_What the exercise asks_
Check every line of the entries that follow, and copy the ones containing "Gutkowska".

_Data for the task_
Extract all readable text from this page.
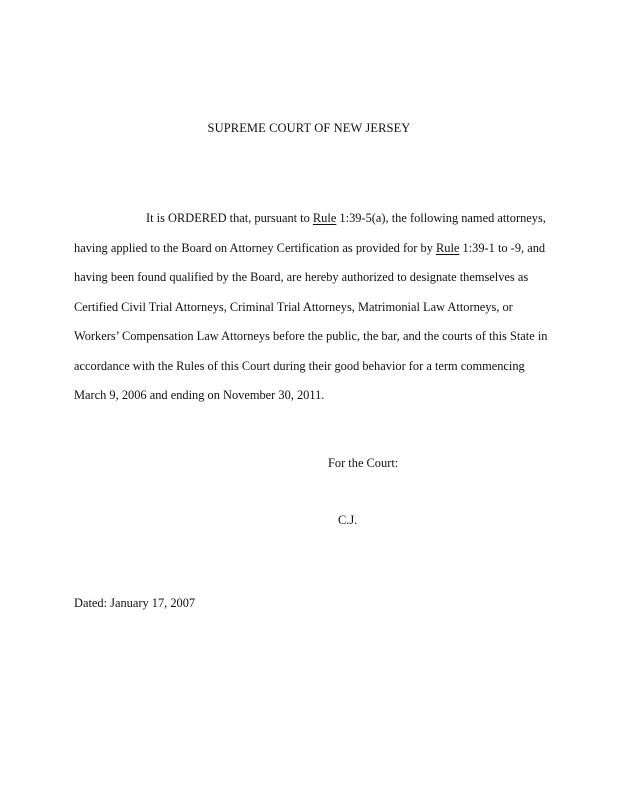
SUPREME COURT OF NEW JERSEY
It is ORDERED that, pursuant to Rule 1:39-5(a), the following named attorneys,
having applied to the Board on Attorney Certification as provided for by Rule 1:39-1 to -9, and
having been found qualified by the Board, are hereby authorized to designate themselves as
Certified Civil Trial Attorneys, Criminal Trial Attorneys, Matrimonial Law Attorneys, or
Workers’ Compensation Law Attorneys before the public, the bar, and the courts of this State in
accordance with the Rules of this Court during their good behavior for a term commencing
March 9, 2006 and ending on November 30, 2011.
For the Court:
C.J.
Dated: January 17, 2007
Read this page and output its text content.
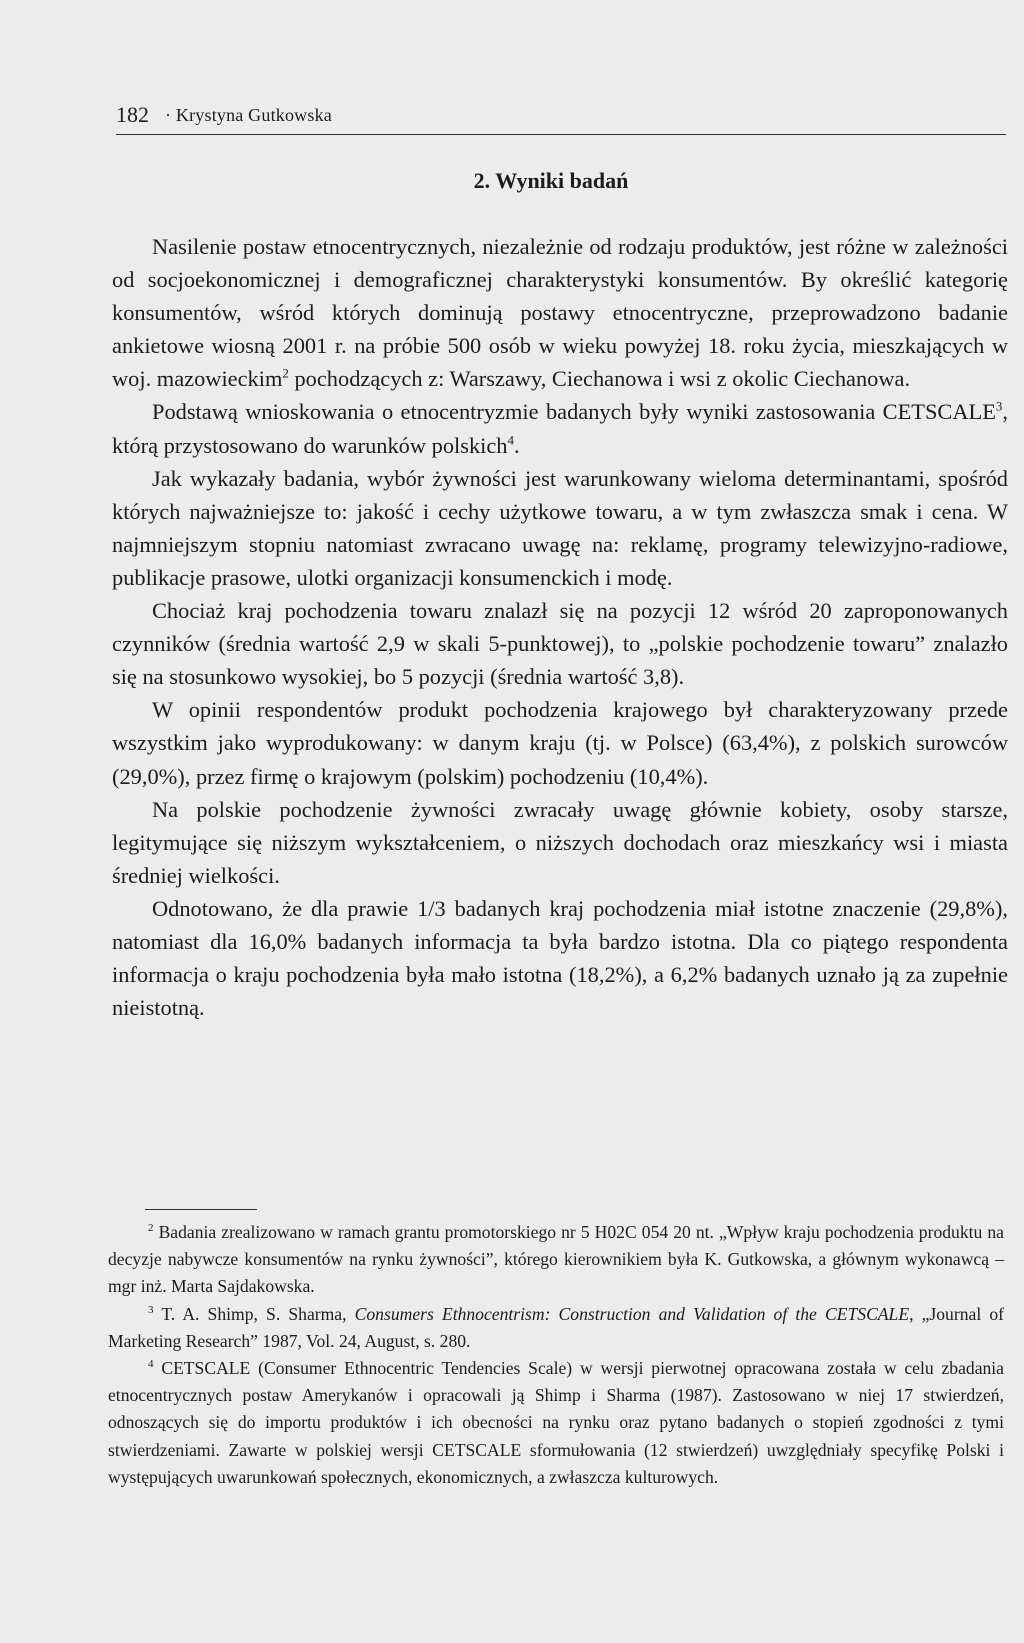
182 · Krystyna Gutkowska
2. Wyniki badań

Nasilenie postaw etnocentrycznych, niezależnie od rodzaju produktów, jest różne w zależności od socjoekonomicznej i demograficznej charakterystyki konsumentów. By określić kategorię konsumentów, wśród których dominują postawy etnocentryczne, przeprowadzono badanie ankietowe wiosną 2001 r. na próbie 500 osób w wieku powyżej 18. roku życia, mieszkających w woj. mazowieckim$^2$ pochodzących z: Warszawy, Ciechanowa i wsi z okolic Ciechanowa.

Podstawą wnioskowania o etnocentryzmie badanych były wyniki zastosowania CETSCALE$^3$, którą przystosowano do warunków polskich$^4$.

Jak wykazały badania, wybór żywności jest warunkowany wieloma determinantami, spośród których najważniejsze to: jakość i cechy użytkowe towaru, a w tym zwłaszcza smak i cena. W najmniejszym stopniu natomiast zwracano uwagę na: reklamę, programy telewizyjno-radiowe, publikacje prasowe, ulotki organizacji konsumenckich i modę.

Chociaż kraj pochodzenia towaru znalazł się na pozycji 12 wśród 20 zaproponowanych czynników (średnia wartość 2,9 w skali 5-punktowej), to „polskie pochodzenie towaru” znalazło się na stosunkowo wysokiej, bo 5 pozycji (średnia wartość 3,8).

W opinii respondentów produkt pochodzenia krajowego był charakteryzowany przede wszystkim jako wyprodukowany: w danym kraju (tj. w Polsce) (63,4%), z polskich surowców (29,0%), przez firmę o krajowym (polskim) pochodzeniu (10,4%).

Na polskie pochodzenie żywności zwracały uwagę głównie kobiety, osoby starsze, legitymujące się niższym wykształceniem, o niższych dochodach oraz mieszkańcy wsi i miasta średniej wielkości.

Odnotowano, że dla prawie 1/3 badanych kraj pochodzenia miał istotne znaczenie (29,8%), natomiast dla 16,0% badanych informacja ta była bardzo istotna. Dla co piątego respondenta informacja o kraju pochodzenia była mało istotna (18,2%), a 6,2% badanych uznało ją za zupełnie nieistotną.

$^2$ Badania zrealizowano w ramach grantu promotorskiego nr 5 H02C 054 20 nt. „Wpływ kraju pochodzenia produktu na decyzje nabywcze konsumentów na rynku żywności”, którego kierownikiem była K. Gutkowska, a głównym wykonawcą – mgr inż. Marta Sajdakowska.

$^3$ T. A. Shimp, S. Sharma, Consumers Ethnocentrism: Construction and Validation of the CETSCALE, „Journal of Marketing Research” 1987, Vol. 24, August, s. 280.

$^4$ CETSCALE (Consumer Ethnocentric Tendencies Scale) w wersji pierwotnej opracowana została w celu zbadania etnocentrycznych postaw Amerykanów i opracowali ją Shimp i Sharma (1987). Zastosowano w niej 17 stwierdzeń, odnoszących się do importu produktów i ich obecności na rynku oraz pytano badanych o stopień zgodności z tymi stwierdzeniami. Zawarte w polskiej wersji CETSCALE sformułowania (12 stwierdzeń) uwzględniały specyfikę Polski i występujących uwarunkowań społecznych, ekonomicznych, a zwłaszcza kulturowych.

_Written solution_
182 · Krystyna Gutkowska
$^2$ Badania zrealizowano w ramach grantu promotorskiego nr 5 H02C 054 20 nt. „Wpływ kraju pochodzenia produktu na decyzje nabywcze konsumentów na rynku żywności”, którego kierownikiem była K. Gutkowska, a głównym wykonawcą – mgr inż. Marta Sajdakowska.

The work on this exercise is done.